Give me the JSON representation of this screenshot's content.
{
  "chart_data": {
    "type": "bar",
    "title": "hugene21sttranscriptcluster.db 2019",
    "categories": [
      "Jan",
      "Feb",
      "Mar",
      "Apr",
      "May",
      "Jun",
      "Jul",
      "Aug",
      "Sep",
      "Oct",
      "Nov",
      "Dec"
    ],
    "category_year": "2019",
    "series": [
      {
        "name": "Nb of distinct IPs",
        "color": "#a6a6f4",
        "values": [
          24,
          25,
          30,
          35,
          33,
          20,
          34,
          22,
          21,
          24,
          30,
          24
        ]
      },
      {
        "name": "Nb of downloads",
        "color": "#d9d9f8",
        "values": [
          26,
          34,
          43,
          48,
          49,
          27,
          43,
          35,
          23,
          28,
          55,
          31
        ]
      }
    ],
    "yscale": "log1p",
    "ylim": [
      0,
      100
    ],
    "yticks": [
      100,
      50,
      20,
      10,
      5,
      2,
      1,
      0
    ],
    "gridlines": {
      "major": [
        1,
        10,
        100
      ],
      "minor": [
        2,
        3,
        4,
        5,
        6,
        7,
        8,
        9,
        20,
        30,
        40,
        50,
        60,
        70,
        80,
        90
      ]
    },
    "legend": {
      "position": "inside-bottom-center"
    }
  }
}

──────

What to work on: Only the number is required: the count of lines containing the word "name".

Task result: 2